(Stored dataset rows)
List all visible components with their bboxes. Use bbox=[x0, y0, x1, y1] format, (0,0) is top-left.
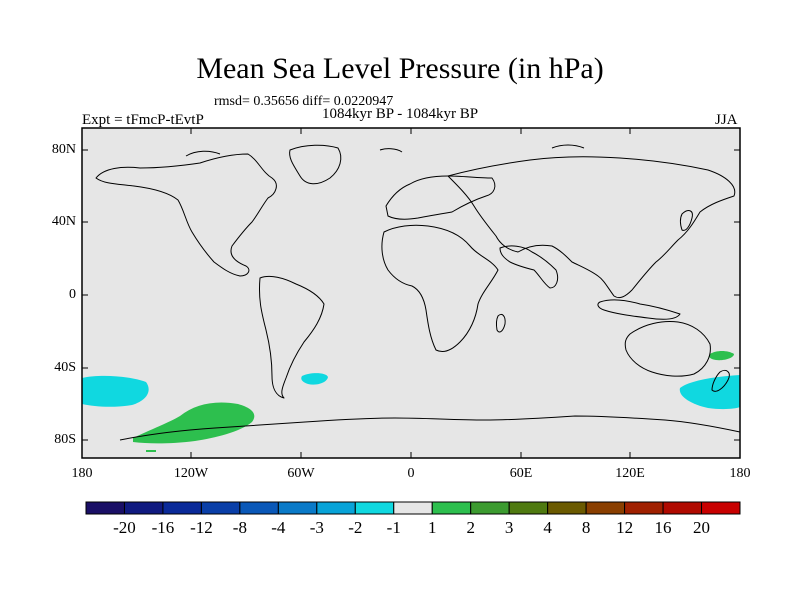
colorbar-swatch bbox=[585, 501, 626, 515]
colorbar-label: -12 bbox=[190, 518, 213, 537]
coast-north-america bbox=[95, 153, 277, 277]
colorbar-label: -16 bbox=[151, 518, 175, 537]
season-label: JJA bbox=[715, 112, 738, 128]
colorbar-label: 8 bbox=[581, 518, 591, 537]
colorbar-label: -4 bbox=[271, 518, 286, 537]
coast-madagascar bbox=[495, 313, 506, 333]
colorbar-swatch bbox=[547, 501, 587, 515]
lat-label-80s: 80S bbox=[54, 432, 76, 447]
coast-indonesia bbox=[597, 299, 681, 320]
colorbar-swatch bbox=[701, 501, 741, 515]
lon-label-180w: 180 bbox=[71, 466, 93, 481]
colorbar-label: 12 bbox=[616, 518, 634, 537]
lon-label-0: 0 bbox=[407, 466, 415, 481]
lat-label-40s: 40S bbox=[54, 360, 76, 375]
colorbar-label: -3 bbox=[309, 518, 324, 537]
coast-japan bbox=[680, 210, 693, 231]
coast-africa bbox=[381, 224, 499, 353]
coast-antarctica bbox=[119, 415, 741, 441]
anomaly-west-edge bbox=[82, 375, 149, 407]
coast-arabia-india bbox=[499, 245, 559, 289]
colorbar-swatch bbox=[162, 501, 202, 515]
coast-australia bbox=[624, 321, 711, 377]
lon-label-180e: 180 bbox=[729, 466, 751, 481]
stats-subtitle: rmsd= 0.35656 diff= 0.0220947 bbox=[214, 94, 394, 109]
colorbar-swatch bbox=[316, 501, 356, 515]
colorbar-swatch bbox=[508, 501, 549, 515]
chart-title: Mean Sea Level Pressure (in hPa) bbox=[196, 52, 604, 85]
colorbar-label: 2 bbox=[466, 518, 475, 537]
colorbar-swatch bbox=[277, 501, 318, 515]
anomaly-south-atlantic bbox=[301, 373, 328, 385]
colorbar-swatch bbox=[393, 501, 433, 515]
colorbar-swatch bbox=[123, 501, 164, 515]
colorbar bbox=[85, 501, 741, 515]
period-subtitle: 1084kyr BP - 1084kyr BP bbox=[322, 106, 479, 122]
lon-label-120e: 120E bbox=[615, 466, 645, 481]
colorbar-label: 3 bbox=[504, 518, 514, 537]
lon-label-60e: 60E bbox=[509, 466, 533, 481]
colorbar-swatch bbox=[470, 501, 510, 515]
colorbar-swatch bbox=[431, 501, 472, 515]
coast-asia bbox=[447, 156, 736, 299]
map-background bbox=[82, 128, 740, 458]
colorbar-label: 16 bbox=[654, 518, 672, 537]
colorbar-swatch bbox=[200, 501, 241, 515]
anomaly-east-edge bbox=[679, 375, 740, 410]
colorbar-label: 1 bbox=[427, 518, 437, 537]
axis-ticks bbox=[82, 128, 740, 458]
experiment-label: Expt = tFmcP-tEvtP bbox=[82, 112, 204, 128]
coast-new-zealand bbox=[711, 369, 730, 392]
coast-europe bbox=[385, 175, 496, 220]
colorbar-swatch bbox=[662, 501, 703, 515]
anomaly-small-dash bbox=[146, 450, 156, 452]
colorbar-label: 4 bbox=[543, 518, 552, 537]
colorbar-label: -1 bbox=[386, 518, 401, 537]
colorbar-label: -2 bbox=[348, 518, 363, 537]
coast-arctic-islands bbox=[185, 144, 585, 157]
lat-label-40n: 40N bbox=[51, 214, 76, 229]
coast-greenland bbox=[289, 144, 342, 185]
colorbar-label: 20 bbox=[693, 518, 711, 537]
colorbar-swatch bbox=[354, 501, 395, 515]
coastlines bbox=[95, 144, 741, 441]
coast-south-america bbox=[259, 275, 325, 399]
colorbar-label: -20 bbox=[113, 518, 136, 537]
lat-label-0: 0 bbox=[69, 287, 76, 302]
lon-label-60w: 60W bbox=[287, 466, 315, 481]
colorbar-swatch bbox=[239, 501, 279, 515]
lon-label-120w: 120W bbox=[173, 466, 209, 481]
anomaly-new-zealand bbox=[709, 351, 734, 361]
negative-anomaly-regions bbox=[82, 373, 740, 410]
lat-label-80n: 80N bbox=[51, 142, 76, 157]
colorbar-label: -8 bbox=[232, 518, 247, 537]
colorbar-swatch bbox=[85, 501, 125, 515]
colorbar-swatch bbox=[624, 501, 664, 515]
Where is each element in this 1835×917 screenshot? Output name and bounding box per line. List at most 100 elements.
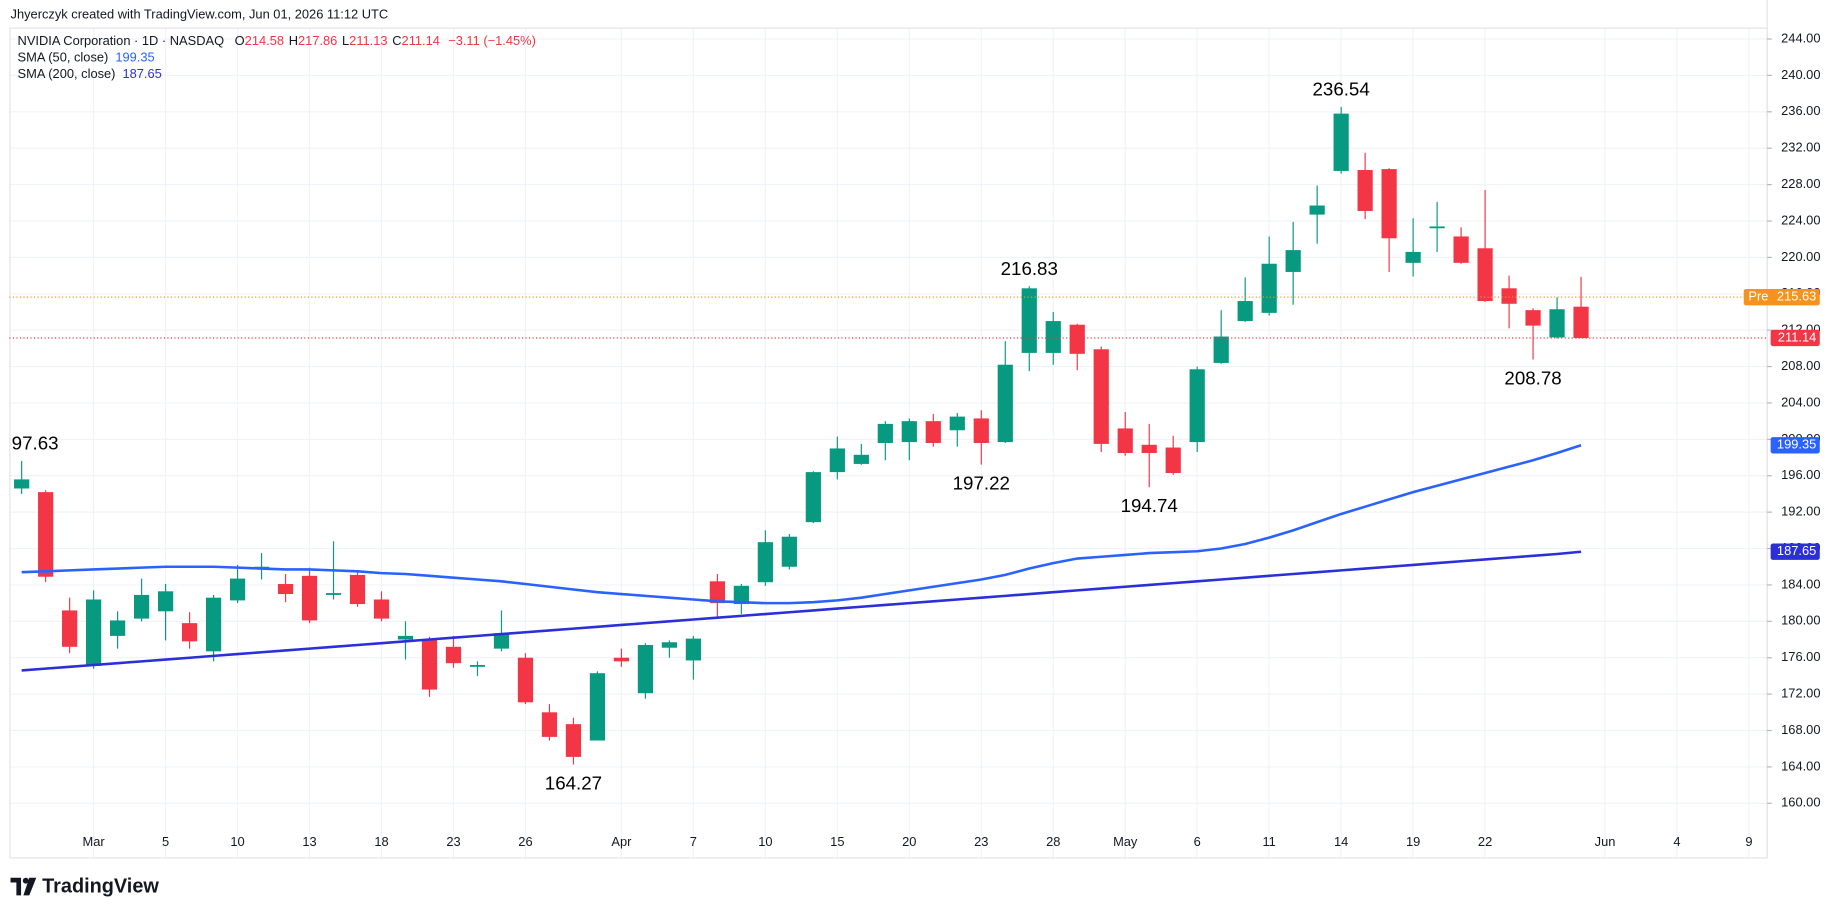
candle-body (229, 578, 246, 601)
candle-body (541, 712, 558, 737)
ohlc-value: 211.13 (349, 34, 387, 49)
change: −3.11 (−1.45%) (448, 34, 536, 49)
ohlc-key: C (392, 34, 401, 49)
candle-body (110, 620, 126, 636)
annotation: 197.22 (953, 472, 1010, 493)
ohlc-value: 217.86 (298, 34, 337, 49)
y-tick-label: 172.00 (1781, 686, 1820, 701)
candle-body (421, 639, 438, 690)
premarket-tag-value: 215.63 (1777, 289, 1816, 304)
y-tick-label: 224.00 (1781, 212, 1820, 227)
x-tick-label: 10 (230, 834, 244, 849)
price-tag-label: 199.35 (1777, 437, 1816, 452)
premarket-tag-name: Pre (1748, 289, 1768, 304)
candle-body (637, 644, 654, 694)
price-tag-label: 211.14 (1778, 329, 1816, 344)
candle-body (445, 646, 462, 664)
x-tick-label: 26 (518, 834, 532, 849)
candle-body (1261, 263, 1277, 313)
x-tick-label: 11 (1262, 834, 1275, 849)
candle-body (733, 585, 749, 605)
candle-body (1573, 306, 1589, 338)
candle-body (1477, 248, 1493, 302)
candle-body (1309, 205, 1325, 215)
candle-body (205, 597, 222, 652)
candle-body (853, 454, 869, 464)
price-tag (1770, 437, 1820, 454)
x-tick-label: May (1113, 834, 1138, 849)
y-tick-label: 236.00 (1781, 103, 1820, 118)
candle-body (277, 584, 294, 595)
y-tick-label: 168.00 (1781, 722, 1820, 737)
x-tick-label: 5 (162, 834, 169, 849)
candle-body (62, 610, 78, 647)
candle-body (1501, 288, 1517, 304)
candle-body (1285, 250, 1301, 272)
x-tick-label: 22 (1478, 834, 1492, 849)
candle-body (925, 421, 941, 443)
candle-body (1093, 349, 1109, 444)
candle-body (1429, 226, 1445, 229)
sma-line (21, 444, 1582, 605)
x-tick-label: 6 (1194, 834, 1201, 849)
y-tick-label: 220.00 (1781, 249, 1820, 264)
candle-body (781, 536, 797, 567)
candle-body (1021, 288, 1037, 353)
logo-mark (10, 877, 22, 896)
candle-body (709, 581, 725, 604)
annotation: 194.74 (1121, 495, 1178, 516)
x-tick-label: 14 (1334, 834, 1348, 849)
ohlc-value: 211.14 (402, 34, 440, 49)
candle-body (1189, 369, 1205, 443)
candle-body (1213, 336, 1229, 363)
candle-body (325, 593, 342, 595)
annotation: 208.78 (1504, 367, 1561, 388)
candle-body (86, 599, 102, 666)
candle-body (805, 472, 821, 523)
candle-body (1381, 169, 1397, 239)
candle-body (14, 479, 30, 489)
x-tick-label: 4 (1673, 834, 1680, 849)
x-tick-label: 10 (758, 834, 772, 849)
candle-body (1045, 321, 1061, 353)
candle-body (829, 448, 845, 473)
y-tick-label: 192.00 (1781, 504, 1820, 519)
ohlc-key: H (289, 34, 298, 49)
candle-body (589, 673, 606, 741)
y-tick-label: 164.00 (1781, 758, 1820, 773)
grid (9, 28, 1768, 858)
candle-body (997, 364, 1013, 443)
candle-body (517, 657, 534, 703)
ohlc: O214.58 H217.86 L211.13 C211.14 (235, 34, 440, 49)
x-tick-label: 18 (374, 834, 388, 849)
symbol-legend: NVIDIA Corporation · 1D · NASDAQ O214.58… (18, 34, 536, 49)
price-tag (1770, 329, 1820, 347)
author-line: Jhyerczyk created with TradingView.com, … (11, 7, 389, 22)
y-tick-label: 160.00 (1781, 795, 1820, 810)
candle-body (133, 594, 150, 619)
annotation: 164.27 (545, 772, 602, 793)
y-tick-label: 204.00 (1781, 394, 1820, 409)
x-tick-label: 9 (1745, 834, 1752, 849)
y-tick-label: 232.00 (1781, 140, 1820, 155)
candle-body (157, 591, 174, 612)
candle-body (949, 416, 965, 431)
y-tick-label: 184.00 (1781, 576, 1820, 591)
x-tick-label: Jun (1595, 834, 1616, 849)
candle-body (469, 665, 486, 667)
sma-legend: SMA (200, close) 187.65 (18, 66, 162, 81)
sma-legend-name: SMA (200, close) (18, 66, 116, 81)
logo: TradingView (10, 875, 159, 897)
y-tick-label: 240.00 (1781, 67, 1820, 82)
candle-body (1069, 324, 1085, 354)
candle-body (661, 642, 678, 648)
sma-line (21, 550, 1582, 672)
x-tick-label: Mar (83, 834, 106, 849)
candle-body (1525, 310, 1541, 326)
y-tick-label: 228.00 (1781, 176, 1820, 191)
price-tag-label: 187.65 (1777, 543, 1816, 558)
candle-body (685, 638, 701, 661)
candle-body (373, 599, 390, 619)
candle-body (1141, 444, 1157, 454)
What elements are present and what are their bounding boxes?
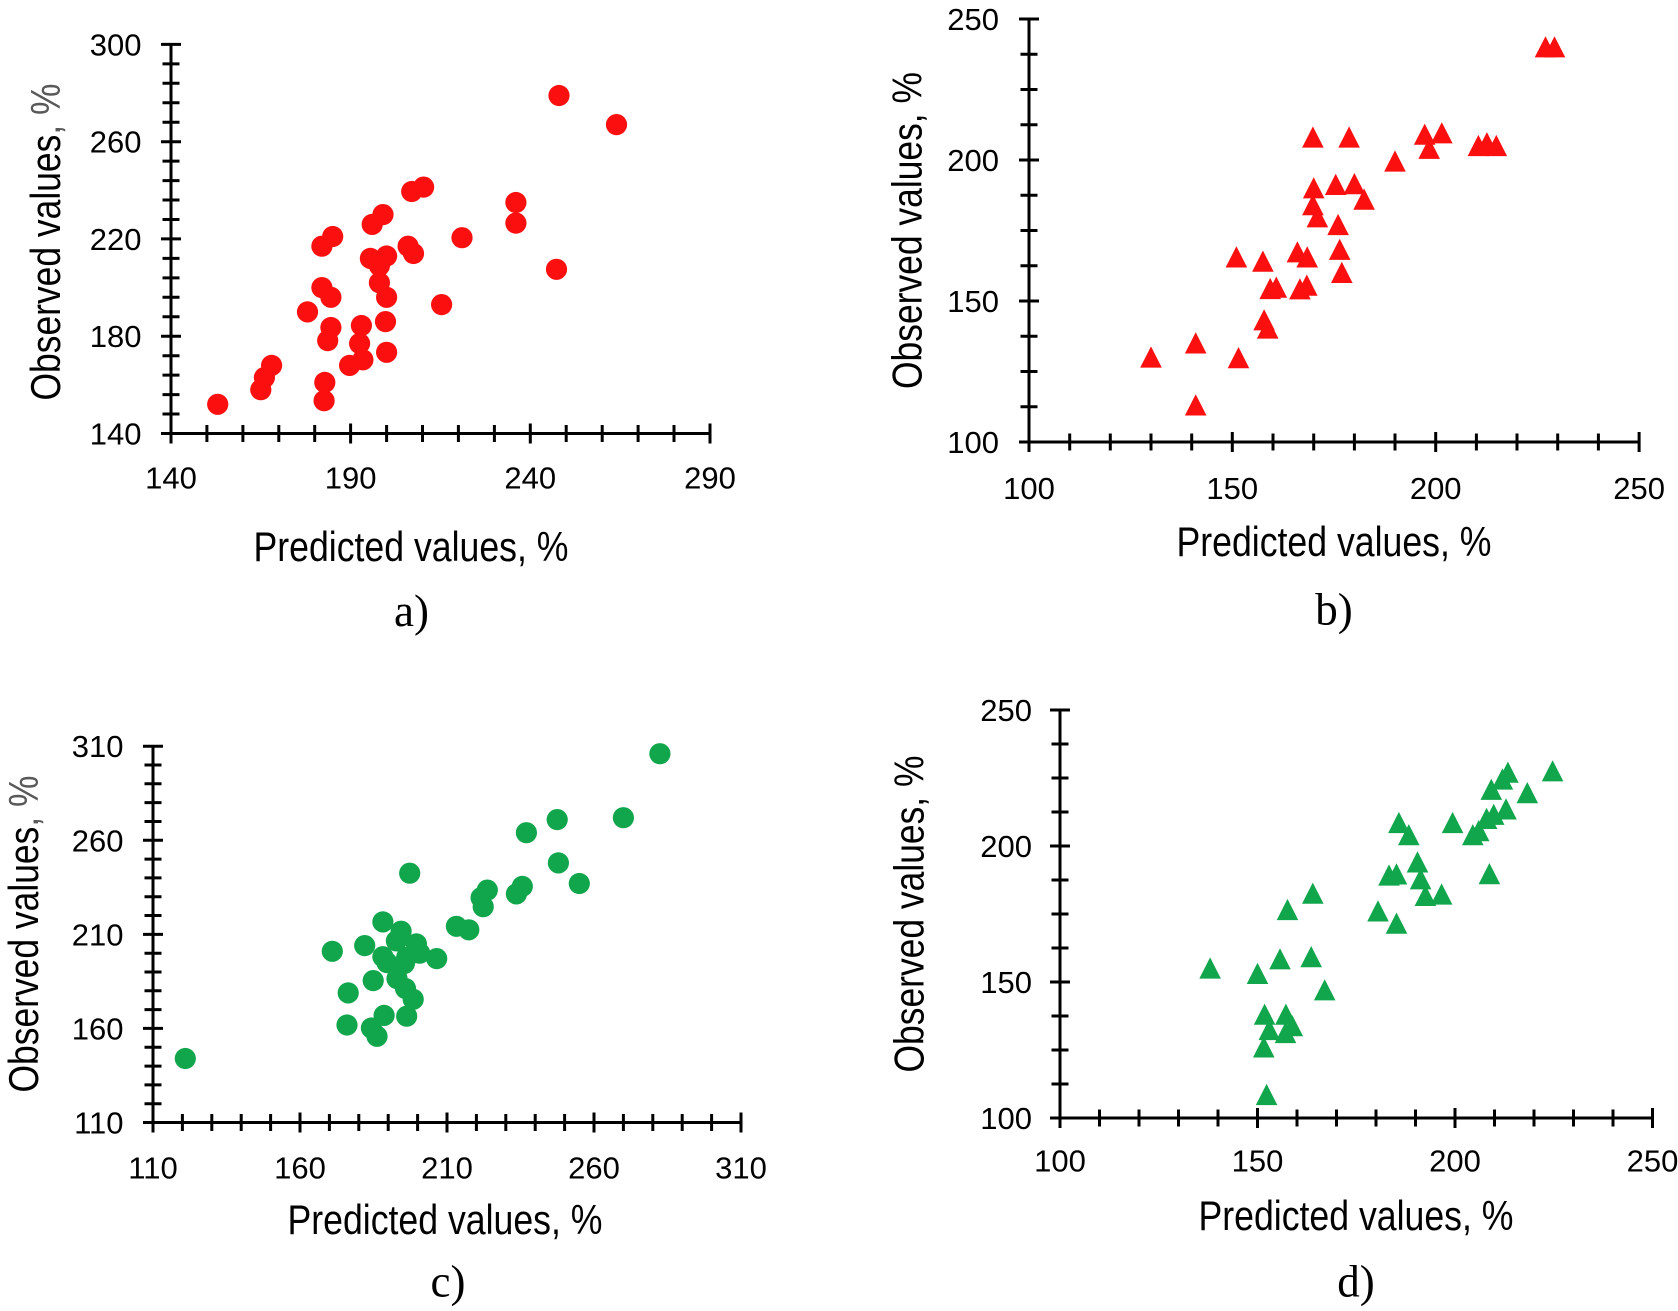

## DIRECTION
Write out verbatim the rows above, starting at the line that contains "candle-body (229, 578, 246, 601)" and ending at the line that contains "candle-body (637, 644, 654, 694)", with both of those lines included.

## RESULT
candle-body (229, 578, 246, 601)
candle-body (541, 712, 558, 737)
ohlc-value: 211.13 (349, 34, 387, 49)
change: −3.11 (−1.45%) (448, 34, 536, 49)
ohlc-key: C (392, 34, 401, 49)
candle-body (110, 620, 126, 636)
annotation: 197.22 (953, 472, 1010, 493)
ohlc-value: 217.86 (298, 34, 337, 49)
y-tick-label: 172.00 (1781, 686, 1820, 701)
candle-body (421, 639, 438, 690)
premarket-tag-value: 215.63 (1777, 289, 1816, 304)
y-tick-label: 224.00 (1781, 212, 1820, 227)
x-tick-label: 10 (230, 834, 244, 849)
price-tag-label: 199.35 (1777, 437, 1816, 452)
premarket-tag-name: Pre (1748, 289, 1768, 304)
candle-body (637, 644, 654, 694)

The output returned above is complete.